WHAT YOU NEED TO DO -
Transcribe all records exactly.

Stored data
# # # # #
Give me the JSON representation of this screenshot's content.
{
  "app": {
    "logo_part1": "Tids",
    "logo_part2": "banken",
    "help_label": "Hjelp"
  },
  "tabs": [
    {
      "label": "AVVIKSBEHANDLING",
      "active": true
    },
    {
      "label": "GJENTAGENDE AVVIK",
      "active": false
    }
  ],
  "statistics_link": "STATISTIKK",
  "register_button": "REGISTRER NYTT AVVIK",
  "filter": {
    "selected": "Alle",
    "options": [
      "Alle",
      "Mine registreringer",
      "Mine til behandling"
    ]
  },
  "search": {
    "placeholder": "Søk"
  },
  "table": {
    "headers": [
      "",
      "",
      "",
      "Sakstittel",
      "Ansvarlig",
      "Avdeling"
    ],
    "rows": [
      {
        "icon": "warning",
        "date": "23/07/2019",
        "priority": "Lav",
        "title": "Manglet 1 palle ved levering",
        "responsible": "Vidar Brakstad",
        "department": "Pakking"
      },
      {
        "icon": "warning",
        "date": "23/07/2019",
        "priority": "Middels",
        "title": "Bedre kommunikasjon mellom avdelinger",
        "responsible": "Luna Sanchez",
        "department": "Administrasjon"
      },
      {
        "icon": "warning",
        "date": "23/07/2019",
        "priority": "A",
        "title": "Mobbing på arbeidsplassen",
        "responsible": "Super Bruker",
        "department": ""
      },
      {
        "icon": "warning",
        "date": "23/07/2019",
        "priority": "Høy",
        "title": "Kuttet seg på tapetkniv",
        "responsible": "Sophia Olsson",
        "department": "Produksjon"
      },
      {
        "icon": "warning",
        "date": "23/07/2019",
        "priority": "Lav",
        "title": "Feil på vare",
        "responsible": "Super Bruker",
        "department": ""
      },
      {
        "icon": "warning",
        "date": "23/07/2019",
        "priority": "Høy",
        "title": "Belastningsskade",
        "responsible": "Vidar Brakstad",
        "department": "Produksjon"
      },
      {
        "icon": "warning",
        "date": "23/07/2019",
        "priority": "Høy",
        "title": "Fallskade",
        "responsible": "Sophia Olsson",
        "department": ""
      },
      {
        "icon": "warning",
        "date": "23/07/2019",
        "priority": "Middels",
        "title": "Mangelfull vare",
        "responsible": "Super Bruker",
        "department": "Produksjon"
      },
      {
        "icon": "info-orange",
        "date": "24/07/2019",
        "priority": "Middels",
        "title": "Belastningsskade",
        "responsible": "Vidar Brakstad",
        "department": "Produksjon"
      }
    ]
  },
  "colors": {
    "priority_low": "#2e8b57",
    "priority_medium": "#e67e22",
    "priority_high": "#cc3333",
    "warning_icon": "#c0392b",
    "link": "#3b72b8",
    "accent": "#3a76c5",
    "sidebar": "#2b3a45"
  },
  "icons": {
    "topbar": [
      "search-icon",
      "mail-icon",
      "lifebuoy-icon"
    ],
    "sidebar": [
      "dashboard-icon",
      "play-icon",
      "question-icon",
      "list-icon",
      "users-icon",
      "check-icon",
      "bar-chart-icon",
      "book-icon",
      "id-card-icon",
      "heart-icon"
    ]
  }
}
# # # # #
OUTPUT OF THE TASK -
Give me the JSON representation of this screenshot's content.
{
  "app": {
    "logo_part1": "Tids",
    "logo_part2": "banken",
    "help_label": "Hjelp"
  },
  "tabs": [
    {
      "label": "AVVIKSBEHANDLING",
      "active": true
    },
    {
      "label": "GJENTAGENDE AVVIK",
      "active": false
    }
  ],
  "statistics_link": "STATISTIKK",
  "register_button": "REGISTRER NYTT AVVIK",
  "filter": {
    "selected": "Alle",
    "options": [
      "Alle",
      "Mine registreringer",
      "Mine til behandling"
    ]
  },
  "search": {
    "placeholder": "Søk"
  },
  "table": {
    "headers": [
      "",
      "",
      "",
      "Sakstittel",
      "Ansvarlig",
      "Avdeling"
    ],
    "rows": [
      {
        "icon": "warning",
        "date": "23/07/2019",
        "priority": "Lav",
        "title": "Manglet 1 palle ved levering",
        "responsible": "Vidar Brakstad",
        "department": "Pakking"
      },
      {
        "icon": "warning",
        "date": "23/07/2019",
        "priority": "Middels",
        "title": "Bedre kommunikasjon mellom avdelinger",
        "responsible": "Luna Sanchez",
        "department": "Administrasjon"
      },
      {
        "icon": "warning",
        "date": "23/07/2019",
        "priority": "A",
        "title": "Mobbing på arbeidsplassen",
        "responsible": "Super Bruker",
        "department": ""
      },
      {
        "icon": "warning",
        "date": "23/07/2019",
        "priority": "Høy",
        "title": "Kuttet seg på tapetkniv",
        "responsible": "Sophia Olsson",
        "department": "Produksjon"
      },
      {
        "icon": "warning",
        "date": "23/07/2019",
        "priority": "Lav",
        "title": "Feil på vare",
        "responsible": "Super Bruker",
        "department": ""
      },
      {
        "icon": "warning",
        "date": "23/07/2019",
        "priority": "Høy",
        "title": "Belastningsskade",
        "responsible": "Vidar Brakstad",
        "department": "Produksjon"
      },
      {
        "icon": "warning",
        "date": "23/07/2019",
        "priority": "Høy",
        "title": "Fallskade",
        "responsible": "Sophia Olsson",
        "department": ""
      },
      {
        "icon": "warning",
        "date": "23/07/2019",
        "priority": "Middels",
        "title": "Mangelfull vare",
        "responsible": "Super Bruker",
        "department": "Produksjon"
      },
      {
        "icon": "info-orange",
        "date": "24/07/2019",
        "priority": "Middels",
        "title": "Belastningsskade",
        "responsible": "Vidar Brakstad",
        "department": "Produksjon"
      }
    ]
  },
  "colors": {
    "priority_low": "#2e8b57",
    "priority_medium": "#e67e22",
    "priority_high": "#cc3333",
    "warning_icon": "#c0392b",
    "link": "#3b72b8",
    "accent": "#3a76c5",
    "sidebar": "#2b3a45"
  },
  "icons": {
    "topbar": [
      "search-icon",
      "mail-icon",
      "lifebuoy-icon"
    ],
    "sidebar": [
      "dashboard-icon",
      "play-icon",
      "question-icon",
      "list-icon",
      "users-icon",
      "check-icon",
      "bar-chart-icon",
      "book-icon",
      "id-card-icon",
      "heart-icon"
    ]
  }
}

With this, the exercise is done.